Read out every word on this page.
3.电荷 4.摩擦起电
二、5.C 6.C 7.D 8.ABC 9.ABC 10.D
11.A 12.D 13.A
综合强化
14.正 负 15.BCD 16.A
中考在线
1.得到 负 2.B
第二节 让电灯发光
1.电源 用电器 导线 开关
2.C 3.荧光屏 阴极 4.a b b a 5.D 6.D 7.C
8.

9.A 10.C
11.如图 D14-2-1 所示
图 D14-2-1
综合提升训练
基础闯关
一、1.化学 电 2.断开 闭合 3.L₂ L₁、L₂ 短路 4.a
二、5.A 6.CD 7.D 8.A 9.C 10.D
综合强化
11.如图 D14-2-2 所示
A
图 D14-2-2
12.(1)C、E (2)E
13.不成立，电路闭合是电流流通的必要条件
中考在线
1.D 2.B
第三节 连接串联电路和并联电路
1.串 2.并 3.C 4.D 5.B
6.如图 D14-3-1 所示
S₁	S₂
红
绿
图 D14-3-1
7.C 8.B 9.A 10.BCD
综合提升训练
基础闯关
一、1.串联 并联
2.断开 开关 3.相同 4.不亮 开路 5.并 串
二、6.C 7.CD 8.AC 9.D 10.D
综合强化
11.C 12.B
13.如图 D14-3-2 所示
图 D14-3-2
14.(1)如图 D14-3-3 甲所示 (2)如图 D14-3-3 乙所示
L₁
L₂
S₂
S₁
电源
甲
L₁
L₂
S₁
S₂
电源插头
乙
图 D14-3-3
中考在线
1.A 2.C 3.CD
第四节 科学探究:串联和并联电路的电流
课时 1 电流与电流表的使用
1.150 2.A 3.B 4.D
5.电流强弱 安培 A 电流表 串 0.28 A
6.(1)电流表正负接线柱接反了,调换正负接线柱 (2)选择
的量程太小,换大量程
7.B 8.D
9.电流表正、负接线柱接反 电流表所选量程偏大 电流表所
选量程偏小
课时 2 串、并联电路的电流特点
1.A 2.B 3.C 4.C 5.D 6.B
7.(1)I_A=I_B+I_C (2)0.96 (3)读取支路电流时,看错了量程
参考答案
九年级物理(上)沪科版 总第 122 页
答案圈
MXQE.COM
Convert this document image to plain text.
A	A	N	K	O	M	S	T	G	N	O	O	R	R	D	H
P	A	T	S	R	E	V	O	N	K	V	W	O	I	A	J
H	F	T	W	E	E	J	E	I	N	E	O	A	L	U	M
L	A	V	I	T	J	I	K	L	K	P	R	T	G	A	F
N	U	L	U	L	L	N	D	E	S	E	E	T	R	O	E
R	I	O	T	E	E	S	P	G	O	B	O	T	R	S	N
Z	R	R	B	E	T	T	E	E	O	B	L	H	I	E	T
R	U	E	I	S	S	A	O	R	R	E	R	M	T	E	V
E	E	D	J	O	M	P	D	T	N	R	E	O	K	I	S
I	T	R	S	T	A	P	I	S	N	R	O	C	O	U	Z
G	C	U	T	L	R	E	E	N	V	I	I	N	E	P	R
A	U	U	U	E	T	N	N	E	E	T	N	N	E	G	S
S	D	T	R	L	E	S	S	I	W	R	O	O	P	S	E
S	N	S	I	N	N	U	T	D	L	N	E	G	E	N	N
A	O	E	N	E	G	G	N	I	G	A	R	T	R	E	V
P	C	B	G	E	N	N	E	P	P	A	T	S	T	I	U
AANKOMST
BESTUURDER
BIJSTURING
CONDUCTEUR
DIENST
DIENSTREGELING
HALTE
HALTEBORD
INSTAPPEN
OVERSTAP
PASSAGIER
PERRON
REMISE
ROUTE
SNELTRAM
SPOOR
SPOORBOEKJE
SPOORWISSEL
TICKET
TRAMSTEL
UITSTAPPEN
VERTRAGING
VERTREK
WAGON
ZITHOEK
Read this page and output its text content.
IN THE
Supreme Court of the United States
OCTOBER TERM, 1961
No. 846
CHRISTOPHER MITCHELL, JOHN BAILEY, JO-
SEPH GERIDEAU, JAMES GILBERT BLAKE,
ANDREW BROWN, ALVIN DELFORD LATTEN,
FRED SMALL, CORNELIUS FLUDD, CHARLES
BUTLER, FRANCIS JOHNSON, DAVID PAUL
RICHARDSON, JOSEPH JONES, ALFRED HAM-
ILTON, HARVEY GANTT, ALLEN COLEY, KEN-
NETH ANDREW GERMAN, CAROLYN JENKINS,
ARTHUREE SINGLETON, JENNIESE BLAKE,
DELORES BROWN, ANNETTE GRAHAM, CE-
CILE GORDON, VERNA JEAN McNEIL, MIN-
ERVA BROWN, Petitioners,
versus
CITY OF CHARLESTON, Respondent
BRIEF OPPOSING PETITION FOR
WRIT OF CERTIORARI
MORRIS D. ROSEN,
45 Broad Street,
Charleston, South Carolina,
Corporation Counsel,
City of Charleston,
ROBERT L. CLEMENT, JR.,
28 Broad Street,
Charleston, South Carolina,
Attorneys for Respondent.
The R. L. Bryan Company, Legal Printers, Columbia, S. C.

+++++

Extract, word for word, each line of the listing above.

Read out every word on this page.
3.电荷 4.摩擦起电
二、5.C 6.C 7.D 8.ABC 9.ABC 10.D
11.A 12.D 13.A
综合强化
14.正 负 15.BCD 16.A
中考在线
1.得到 负 2.B
第二节 让电灯发光
1.电源 用电器 导线 开关
2.C 3.荧光屏 阴极 4.a b b a 5.D 6.D 7.C
8.

9.A 10.C
11.如图 D14-2-1 所示
图 D14-2-1
综合提升训练
基础闯关
一、1.化学 电 2.断开 闭合 3.L₂ L₁、L₂ 短路 4.a
二、5.A 6.CD 7.D 8.A 9.C 10.D
综合强化
11.如图 D14-2-2 所示
A
图 D14-2-2
12.(1)C、E (2)E
13.不成立，电路闭合是电流流通的必要条件
中考在线
1.D 2.B
第三节 连接串联电路和并联电路
1.串 2.并 3.C 4.D 5.B
6.如图 D14-3-1 所示
S₁	S₂
红
绿
图 D14-3-1
7.C 8.B 9.A 10.BCD
综合提升训练
基础闯关
一、1.串联 并联
2.断开 开关 3.相同 4.不亮 开路 5.并 串
二、6.C 7.CD 8.AC 9.D 10.D
综合强化
11.C 12.B
13.如图 D14-3-2 所示
图 D14-3-2
14.(1)如图 D14-3-3 甲所示 (2)如图 D14-3-3 乙所示
L₁
L₂
S₂
S₁
电源
甲
L₁
L₂
S₁
S₂
电源插头
乙
图 D14-3-3
中考在线
1.A 2.C 3.CD
第四节 科学探究:串联和并联电路的电流
课时 1 电流与电流表的使用
1.150 2.A 3.B 4.D
5.电流强弱 安培 A 电流表 串 0.28 A
6.(1)电流表正负接线柱接反了,调换正负接线柱 (2)选择
的量程太小,换大量程
7.B 8.D
9.电流表正、负接线柱接反 电流表所选量程偏大 电流表所
选量程偏小
课时 2 串、并联电路的电流特点
1.A 2.B 3.C 4.C 5.D 6.B
7.(1)I_A=I_B+I_C (2)0.96 (3)读取支路电流时,看错了量程
参考答案
九年级物理(上)沪科版 总第 122 页
答案圈
MXQE.COM
Convert this document image to plain text.
A	A	N	K	O	M	S	T	G	N	O	O	R	R	D	H
P	A	T	S	R	E	V	O	N	K	V	W	O	I	A	J
H	F	T	W	E	E	J	E	I	N	E	O	A	L	U	M
L	A	V	I	T	J	I	K	L	K	P	R	T	G	A	F
N	U	L	U	L	L	N	D	E	S	E	E	T	R	O	E
R	I	O	T	E	E	S	P	G	O	B	O	T	R	S	N
Z	R	R	B	E	T	T	E	E	O	B	L	H	I	E	T
R	U	E	I	S	S	A	O	R	R	E	R	M	T	E	V
E	E	D	J	O	M	P	D	T	N	R	E	O	K	I	S
I	T	R	S	T	A	P	I	S	N	R	O	C	O	U	Z
G	C	U	T	L	R	E	E	N	V	I	I	N	E	P	R
A	U	U	U	E	T	N	N	E	E	T	N	N	E	G	S
S	D	T	R	L	E	S	S	I	W	R	O	O	P	S	E
S	N	S	I	N	N	U	T	D	L	N	E	G	E	N	N
A	O	E	N	E	G	G	N	I	G	A	R	T	R	E	V
P	C	B	G	E	N	N	E	P	P	A	T	S	T	I	U
AANKOMST
BESTUURDER
BIJSTURING
CONDUCTEUR
DIENST
DIENSTREGELING
HALTE
HALTEBORD
INSTAPPEN
OVERSTAP
PASSAGIER
PERRON
REMISE
ROUTE
SNELTRAM
SPOOR
SPOORBOEKJE
SPOORWISSEL
TICKET
TRAMSTEL
UITSTAPPEN
VERTRAGING
VERTREK
WAGON
ZITHOEK
Read this page and output its text content.
IN THE
Supreme Court of the United States
OCTOBER TERM, 1961
No. 846
CHRISTOPHER MITCHELL, JOHN BAILEY, JO-
SEPH GERIDEAU, JAMES GILBERT BLAKE,
ANDREW BROWN, ALVIN DELFORD LATTEN,
FRED SMALL, CORNELIUS FLUDD, CHARLES
BUTLER, FRANCIS JOHNSON, DAVID PAUL
RICHARDSON, JOSEPH JONES, ALFRED HAM-
ILTON, HARVEY GANTT, ALLEN COLEY, KEN-
NETH ANDREW GERMAN, CAROLYN JENKINS,
ARTHUREE SINGLETON, JENNIESE BLAKE,
DELORES BROWN, ANNETTE GRAHAM, CE-
CILE GORDON, VERNA JEAN McNEIL, MIN-
ERVA BROWN, Petitioners,
versus
CITY OF CHARLESTON, Respondent
BRIEF OPPOSING PETITION FOR
WRIT OF CERTIORARI
MORRIS D. ROSEN,
45 Broad Street,
Charleston, South Carolina,
Corporation Counsel,
City of Charleston,
ROBERT L. CLEMENT, JR.,
28 Broad Street,
Charleston, South Carolina,
Attorneys for Respondent.
The R. L. Bryan Company, Legal Printers, Columbia, S. C.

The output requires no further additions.